_OBJECTIVE:_ Examine the records and identify each line that includes the string "total". Copy those lines.

_MATERIAL SHOWN:_
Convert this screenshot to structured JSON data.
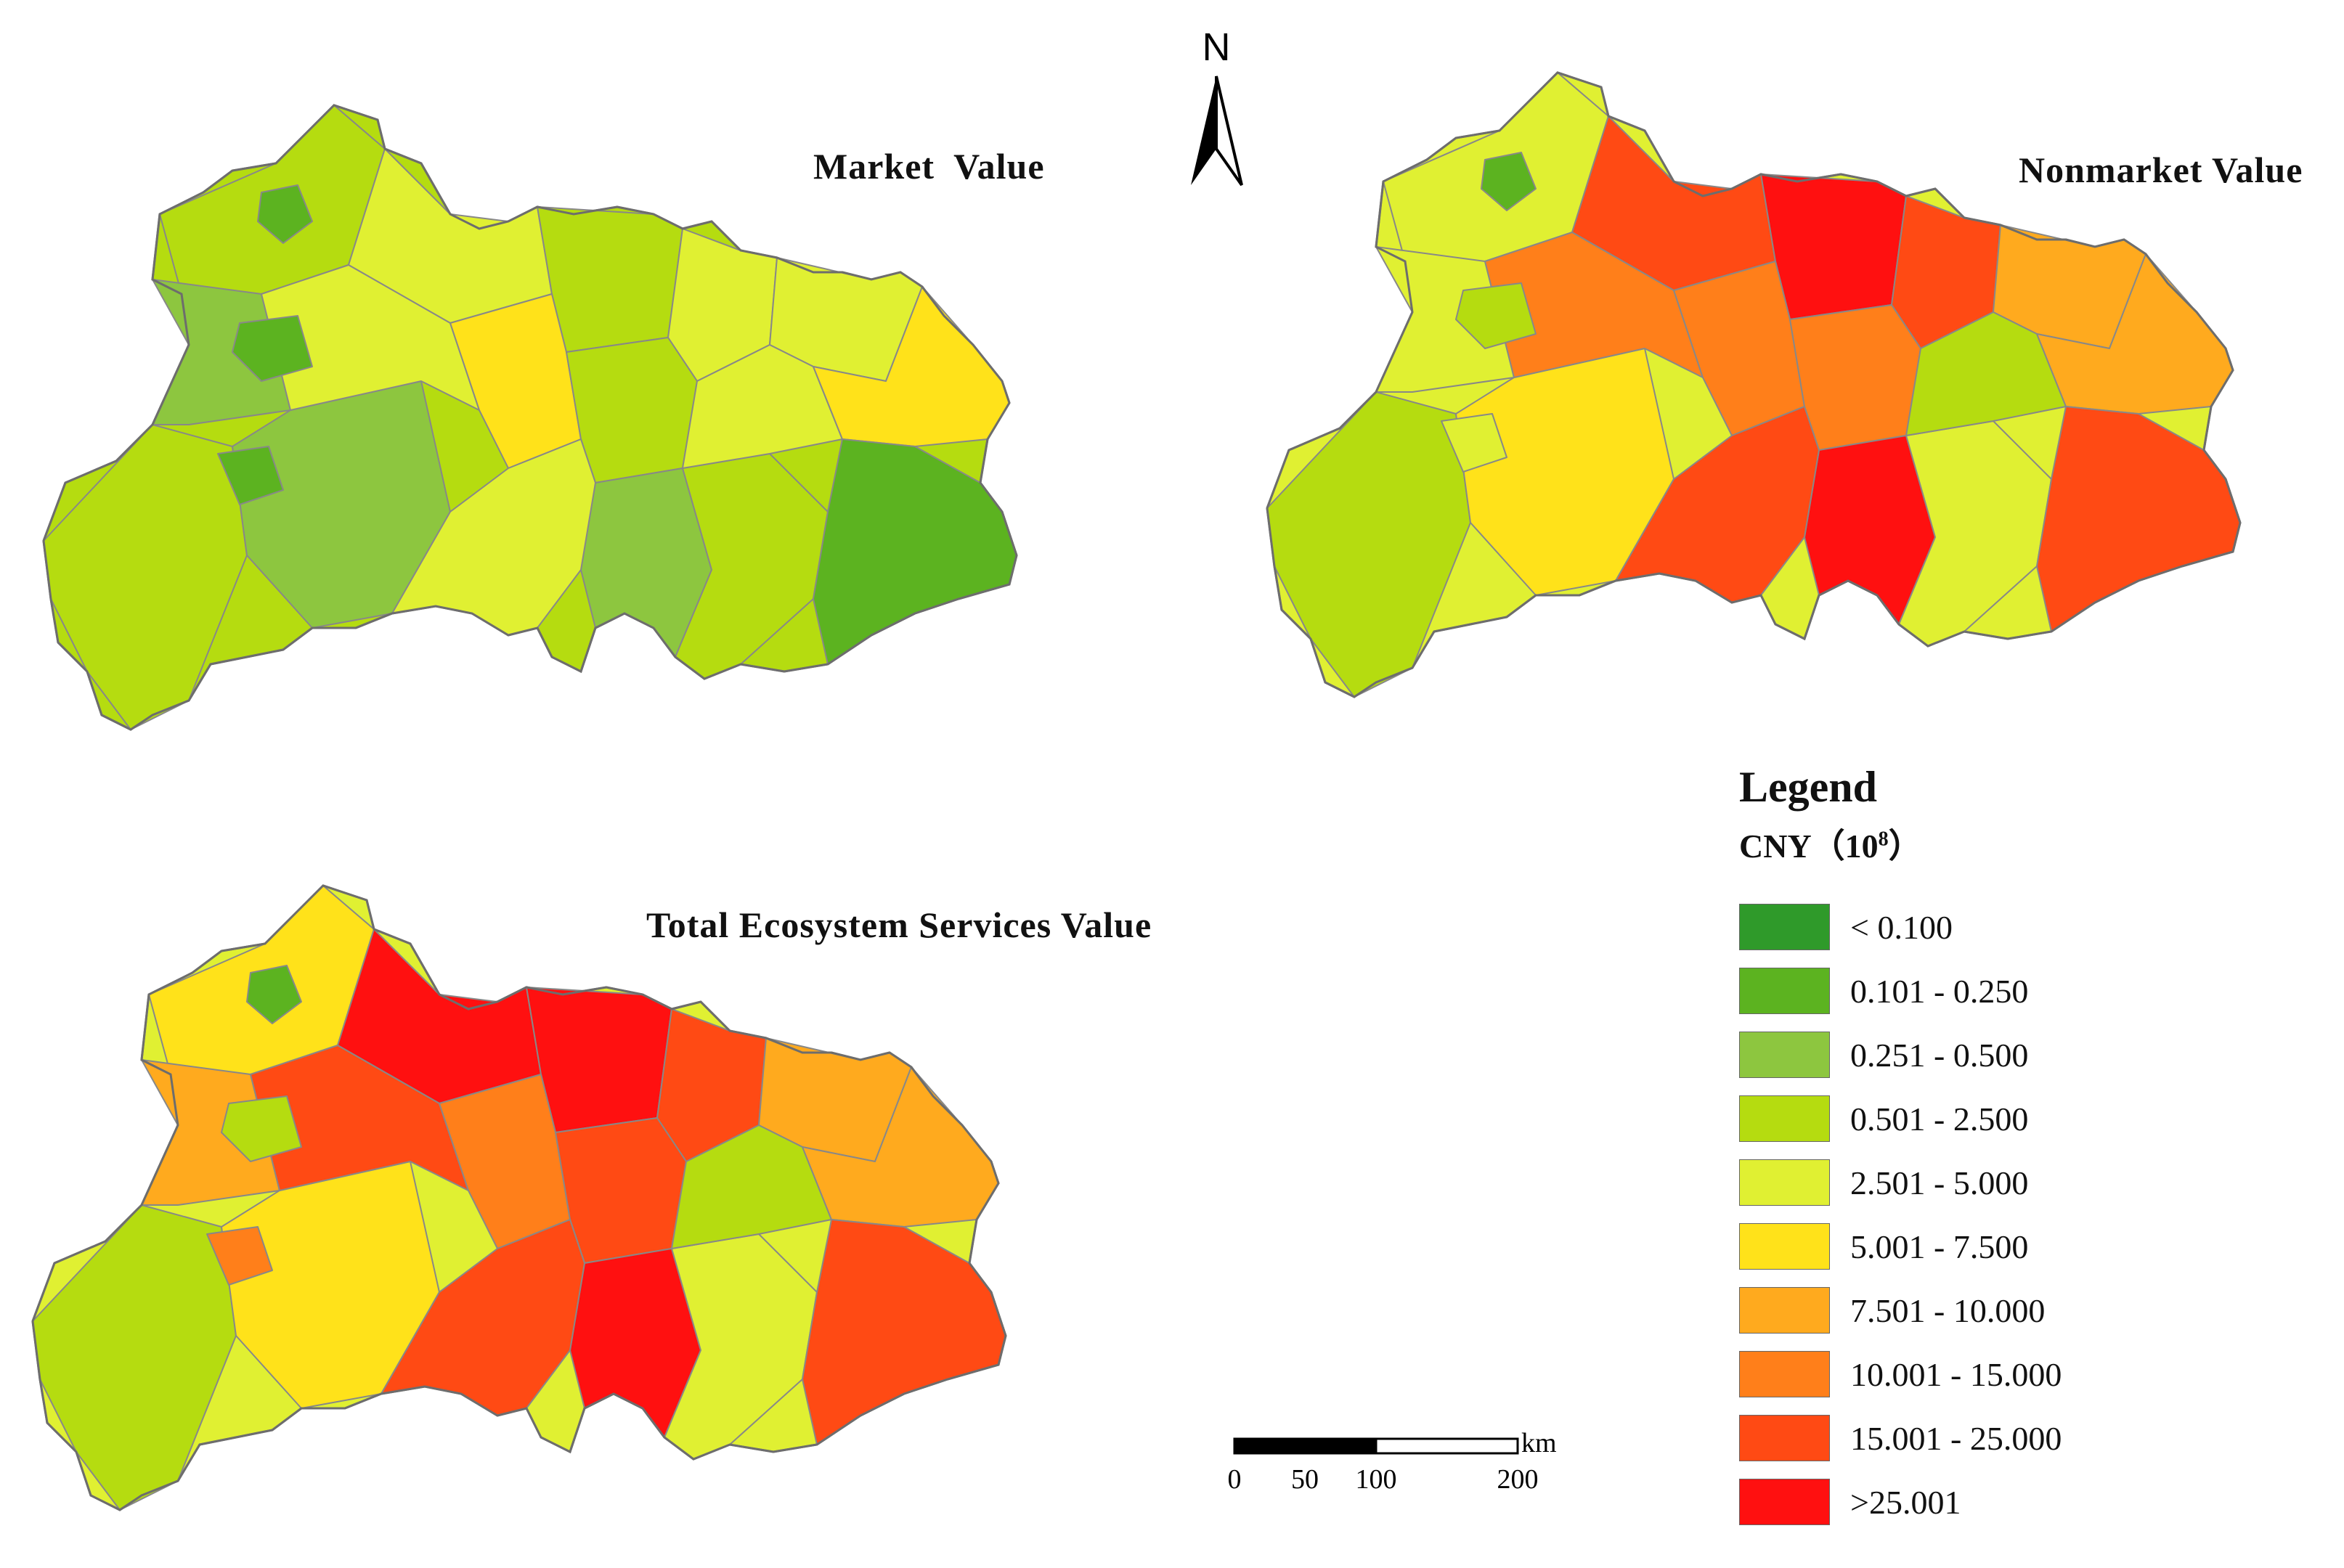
{
  "titles": {
    "market": "Market  Value",
    "nonmarket": "Nonmarket Value",
    "total": "Total Ecosystem Services Value"
  },
  "north_arrow": {
    "label": "N"
  },
  "legend": {
    "title": "Legend",
    "unit_prefix": "CNY（10",
    "unit_exp": "8",
    "unit_suffix": "）",
    "classes": [
      {
        "label": "< 0.100",
        "color": "#2f9a2a"
      },
      {
        "label": "0.101 - 0.250",
        "color": "#5cb320"
      },
      {
        "label": "0.251 - 0.500",
        "color": "#8dc63f"
      },
      {
        "label": "0.501 - 2.500",
        "color": "#b5dc10"
      },
      {
        "label": "2.501 - 5.000",
        "color": "#e0f032"
      },
      {
        "label": "5.001 - 7.500",
        "color": "#ffe21a"
      },
      {
        "label": "7.501 - 10.000",
        "color": "#ffaa1e"
      },
      {
        "label": "10.001 - 15.000",
        "color": "#ff7f1a"
      },
      {
        "label": "15.001 - 25.000",
        "color": "#ff4a14"
      },
      {
        "label": ">25.001",
        "color": "#ff1010"
      }
    ]
  },
  "scale_bar": {
    "unit": "km",
    "ticks": [
      "0",
      "50",
      "100",
      "200"
    ]
  },
  "maps": {
    "market": {
      "base_class": 3,
      "regions": [
        {
          "cls": 3
        },
        {
          "cls": 2
        },
        {
          "cls": 3
        },
        {
          "cls": 2
        },
        {
          "cls": 4
        },
        {
          "cls": 4
        },
        {
          "cls": 3
        },
        {
          "cls": 4
        },
        {
          "cls": 5
        },
        {
          "cls": 4
        },
        {
          "cls": 3
        },
        {
          "cls": 2
        },
        {
          "cls": 4
        },
        {
          "cls": 3
        },
        {
          "cls": 4
        },
        {
          "cls": 5
        },
        {
          "cls": 1
        },
        {
          "cls": 1
        },
        {
          "cls": 1
        },
        {
          "cls": 1
        }
      ]
    },
    "nonmarket": {
      "base_class": 4,
      "regions": [
        {
          "cls": 4
        },
        {
          "cls": 4
        },
        {
          "cls": 3
        },
        {
          "cls": 5
        },
        {
          "cls": 8
        },
        {
          "cls": 7
        },
        {
          "cls": 9
        },
        {
          "cls": 8
        },
        {
          "cls": 7
        },
        {
          "cls": 6
        },
        {
          "cls": 7
        },
        {
          "cls": 9
        },
        {
          "cls": 8
        },
        {
          "cls": 4
        },
        {
          "cls": 3
        },
        {
          "cls": 6
        },
        {
          "cls": 1
        },
        {
          "cls": 3
        },
        {
          "cls": 8
        },
        {
          "cls": 4
        }
      ]
    },
    "total": {
      "base_class": 4,
      "regions": [
        {
          "cls": 5
        },
        {
          "cls": 6
        },
        {
          "cls": 3
        },
        {
          "cls": 5
        },
        {
          "cls": 9
        },
        {
          "cls": 8
        },
        {
          "cls": 9
        },
        {
          "cls": 8
        },
        {
          "cls": 7
        },
        {
          "cls": 6
        },
        {
          "cls": 8
        },
        {
          "cls": 9
        },
        {
          "cls": 8
        },
        {
          "cls": 4
        },
        {
          "cls": 3
        },
        {
          "cls": 6
        },
        {
          "cls": 1
        },
        {
          "cls": 3
        },
        {
          "cls": 8
        },
        {
          "cls": 7
        }
      ]
    }
  }
}
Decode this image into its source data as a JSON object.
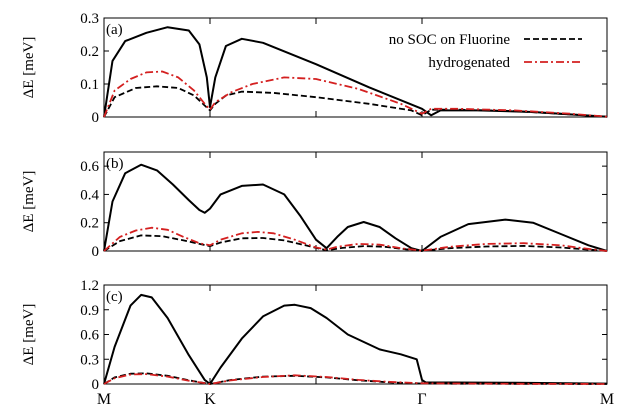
{
  "chart_data": [
    {
      "type": "line",
      "panel_label": "(a)",
      "ylabel": "ΔE [meV]",
      "ylim": [
        0,
        0.3
      ],
      "yticks": [
        0,
        0.1,
        0.2,
        0.3
      ],
      "ytick_labels": [
        "0",
        "0.1",
        "0.2",
        "0.3"
      ],
      "xlim": [
        0,
        4
      ],
      "legend": {
        "placement": "top-right",
        "entries": [
          {
            "label": "no SOC on Fluorine",
            "series": "no_soc"
          },
          {
            "label": "hydrogenated",
            "series": "hydrogenated"
          }
        ]
      },
      "series": [
        {
          "key": "full",
          "color": "#000000",
          "dash": "solid",
          "x": [
            0,
            0.08,
            0.2,
            0.4,
            0.6,
            0.8,
            0.9,
            0.97,
            1.0,
            1.05,
            1.15,
            1.3,
            1.5,
            2.0,
            2.5,
            3.0,
            3.05,
            3.1,
            3.3,
            3.6,
            3.8,
            4.0
          ],
          "y": [
            0,
            0.17,
            0.23,
            0.255,
            0.272,
            0.262,
            0.22,
            0.12,
            0.03,
            0.12,
            0.215,
            0.237,
            0.225,
            0.16,
            0.09,
            0.025,
            0.005,
            0.02,
            0.02,
            0.015,
            0.008,
            0.001
          ]
        },
        {
          "name": "no SOC on Fluorine",
          "key": "no_soc",
          "color": "#000000",
          "dash": "6,3",
          "x": [
            0,
            0.1,
            0.3,
            0.5,
            0.7,
            0.85,
            0.95,
            1.0,
            1.05,
            1.15,
            1.3,
            1.6,
            2.0,
            2.5,
            2.9,
            3.0,
            3.05,
            3.2,
            3.5,
            3.8,
            4.0
          ],
          "y": [
            0,
            0.06,
            0.088,
            0.093,
            0.088,
            0.065,
            0.035,
            0.02,
            0.04,
            0.065,
            0.077,
            0.073,
            0.06,
            0.04,
            0.02,
            0.005,
            0.022,
            0.022,
            0.018,
            0.008,
            0.001
          ]
        },
        {
          "name": "hydrogenated",
          "key": "hydrogenated",
          "color": "#d42020",
          "dash": "8,3,2,3",
          "x": [
            0,
            0.1,
            0.25,
            0.4,
            0.55,
            0.7,
            0.85,
            0.95,
            1.0,
            1.05,
            1.2,
            1.4,
            1.7,
            2.0,
            2.4,
            2.8,
            3.0,
            3.05,
            3.2,
            3.5,
            3.8,
            4.0
          ],
          "y": [
            0,
            0.08,
            0.115,
            0.135,
            0.138,
            0.12,
            0.08,
            0.04,
            0.022,
            0.045,
            0.075,
            0.1,
            0.12,
            0.115,
            0.085,
            0.04,
            0.01,
            0.025,
            0.025,
            0.02,
            0.01,
            0.001
          ]
        }
      ]
    },
    {
      "type": "line",
      "panel_label": "(b)",
      "ylabel": "ΔE [meV]",
      "ylim": [
        0,
        0.7
      ],
      "yticks": [
        0,
        0.2,
        0.4,
        0.6
      ],
      "ytick_labels": [
        "0",
        "0.2",
        "0.4",
        "0.6"
      ],
      "xlim": [
        0,
        4
      ],
      "series": [
        {
          "key": "full",
          "color": "#000000",
          "dash": "solid",
          "x": [
            0,
            0.08,
            0.2,
            0.35,
            0.5,
            0.65,
            0.8,
            0.9,
            0.95,
            1.0,
            1.1,
            1.3,
            1.5,
            1.7,
            1.85,
            2.0,
            2.1,
            2.2,
            2.3,
            2.45,
            2.6,
            2.75,
            2.9,
            3.0,
            3.1,
            3.25,
            3.45,
            3.6,
            3.75,
            3.9,
            4.0
          ],
          "y": [
            0,
            0.35,
            0.55,
            0.61,
            0.57,
            0.47,
            0.36,
            0.29,
            0.27,
            0.3,
            0.4,
            0.46,
            0.47,
            0.4,
            0.25,
            0.08,
            0.02,
            0.1,
            0.17,
            0.205,
            0.17,
            0.09,
            0.02,
            0.0,
            0.1,
            0.19,
            0.222,
            0.2,
            0.12,
            0.04,
            0.0
          ]
        },
        {
          "key": "no_soc",
          "color": "#000000",
          "dash": "6,3",
          "x": [
            0,
            0.15,
            0.35,
            0.55,
            0.75,
            0.9,
            1.0,
            1.1,
            1.3,
            1.5,
            1.7,
            1.9,
            2.1,
            2.25,
            2.45,
            2.65,
            2.85,
            3.0,
            3.15,
            3.35,
            3.55,
            3.75,
            3.9,
            4.0
          ],
          "y": [
            0,
            0.07,
            0.11,
            0.105,
            0.075,
            0.05,
            0.035,
            0.06,
            0.09,
            0.092,
            0.075,
            0.04,
            0.005,
            0.022,
            0.035,
            0.03,
            0.012,
            0.002,
            0.02,
            0.032,
            0.036,
            0.025,
            0.01,
            0.0
          ]
        },
        {
          "key": "hydrogenated",
          "color": "#d42020",
          "dash": "8,3,2,3",
          "x": [
            0,
            0.15,
            0.3,
            0.45,
            0.6,
            0.75,
            0.9,
            1.0,
            1.1,
            1.3,
            1.45,
            1.6,
            1.8,
            2.0,
            2.1,
            2.2,
            2.4,
            2.6,
            2.8,
            3.0,
            3.15,
            3.35,
            3.55,
            3.75,
            3.9,
            4.0
          ],
          "y": [
            0,
            0.1,
            0.145,
            0.165,
            0.15,
            0.1,
            0.055,
            0.04,
            0.08,
            0.125,
            0.135,
            0.125,
            0.08,
            0.025,
            0.01,
            0.03,
            0.05,
            0.045,
            0.02,
            0.002,
            0.03,
            0.05,
            0.055,
            0.04,
            0.015,
            0.0
          ]
        }
      ]
    },
    {
      "type": "line",
      "panel_label": "(c)",
      "ylabel": "ΔE [meV]",
      "ylim": [
        0,
        1.2
      ],
      "yticks": [
        0,
        0.3,
        0.6,
        0.9,
        1.2
      ],
      "ytick_labels": [
        "0",
        "0.3",
        "0.6",
        "0.9",
        "1.2"
      ],
      "xlim": [
        0,
        4
      ],
      "xticks": [
        0,
        1,
        2,
        3,
        4
      ],
      "xtick_labels": [
        "M",
        "K",
        "",
        "Γ",
        "M"
      ],
      "series": [
        {
          "key": "full",
          "color": "#000000",
          "dash": "solid",
          "x": [
            0,
            0.1,
            0.25,
            0.35,
            0.45,
            0.6,
            0.8,
            0.95,
            1.0,
            1.1,
            1.3,
            1.5,
            1.7,
            1.8,
            1.95,
            2.1,
            2.3,
            2.6,
            2.8,
            2.95,
            3.0,
            3.02,
            3.5,
            4.0
          ],
          "y": [
            0,
            0.45,
            0.95,
            1.08,
            1.05,
            0.8,
            0.35,
            0.05,
            0.0,
            0.2,
            0.55,
            0.82,
            0.95,
            0.96,
            0.92,
            0.8,
            0.6,
            0.42,
            0.36,
            0.3,
            0.05,
            0.02,
            0.015,
            0.005
          ]
        },
        {
          "key": "no_soc",
          "color": "#000000",
          "dash": "6,3",
          "x": [
            0,
            0.1,
            0.25,
            0.4,
            0.6,
            0.8,
            1.0,
            1.2,
            1.5,
            1.8,
            2.1,
            2.4,
            2.7,
            3.0,
            3.5,
            4.0
          ],
          "y": [
            0,
            0.08,
            0.125,
            0.13,
            0.1,
            0.045,
            0.0,
            0.05,
            0.09,
            0.1,
            0.08,
            0.045,
            0.02,
            0.005,
            0.003,
            0.0
          ]
        },
        {
          "key": "hydrogenated",
          "color": "#d42020",
          "dash": "8,3,2,3",
          "x": [
            0,
            0.1,
            0.25,
            0.4,
            0.6,
            0.8,
            1.0,
            1.2,
            1.5,
            1.8,
            2.1,
            2.4,
            2.7,
            3.0,
            3.5,
            4.0
          ],
          "y": [
            0,
            0.07,
            0.115,
            0.12,
            0.09,
            0.04,
            0.0,
            0.045,
            0.085,
            0.105,
            0.085,
            0.05,
            0.025,
            0.008,
            0.003,
            0.0
          ]
        }
      ]
    }
  ]
}
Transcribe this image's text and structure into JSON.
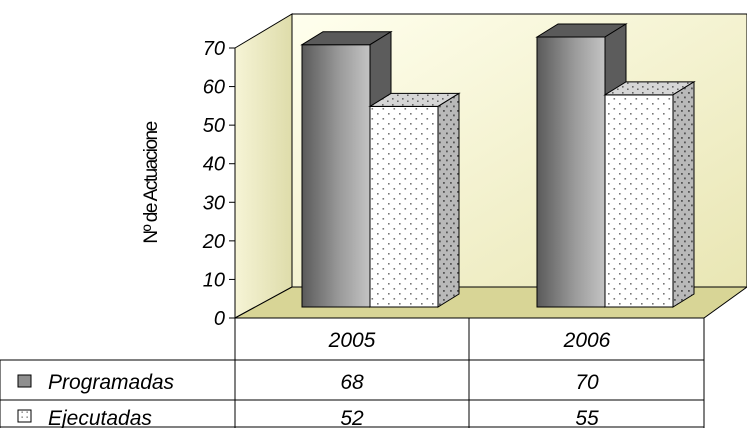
{
  "chart_data": {
    "type": "bar",
    "categories": [
      "2005",
      "2006"
    ],
    "series": [
      {
        "name": "Programadas",
        "values": [
          68,
          70
        ]
      },
      {
        "name": "Ejecutadas",
        "values": [
          52,
          55
        ]
      }
    ],
    "title": "",
    "xlabel": "",
    "ylabel": "Nº de Actuacione",
    "ylim": [
      0,
      70
    ],
    "yticks": [
      0,
      10,
      20,
      30,
      40,
      50,
      60,
      70
    ],
    "grid": false,
    "legend": "data-table-left",
    "style": "3d-clustered-column"
  },
  "colors": {
    "wall": "#f3f1c8",
    "floor": "#d9d79a",
    "programadas_front": "#9c9c9c",
    "programadas_top": "#5a5a5a",
    "programadas_side": "#5e5e5e",
    "ejecutadas_front": "#ffffff",
    "ejecutadas_side": "#a0a0a0",
    "dots": "#7a7a7a"
  }
}
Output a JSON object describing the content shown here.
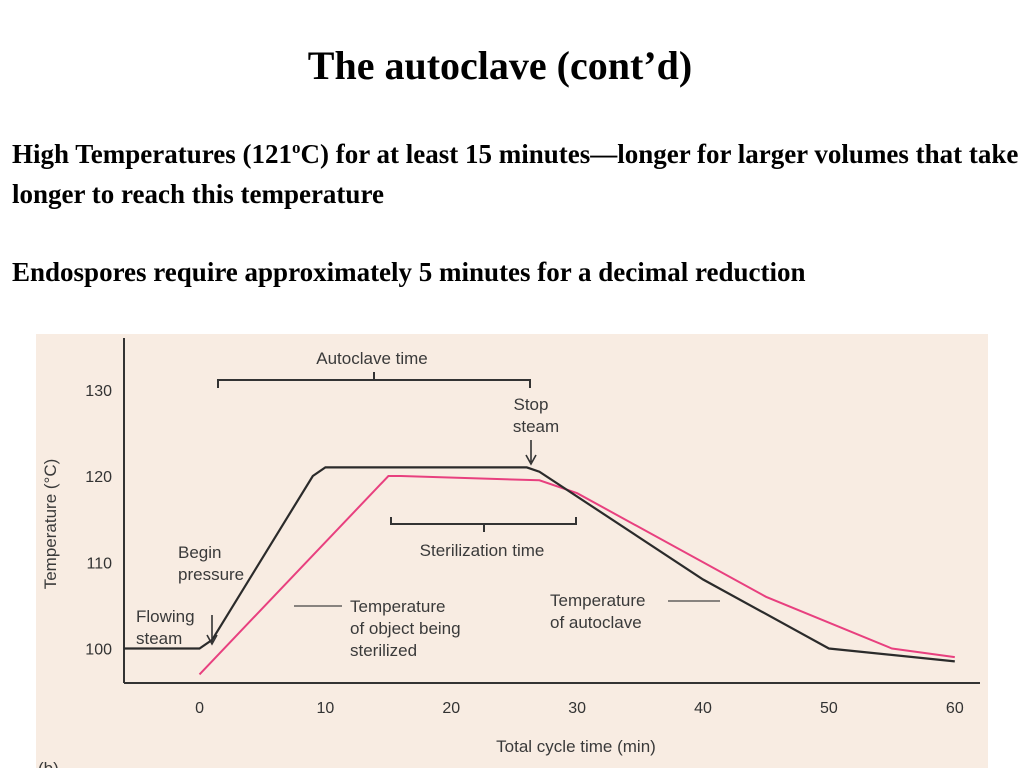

_REPLY TO THE TASK:_
    "total": "Total Ecosystem Services Value"
    "total": {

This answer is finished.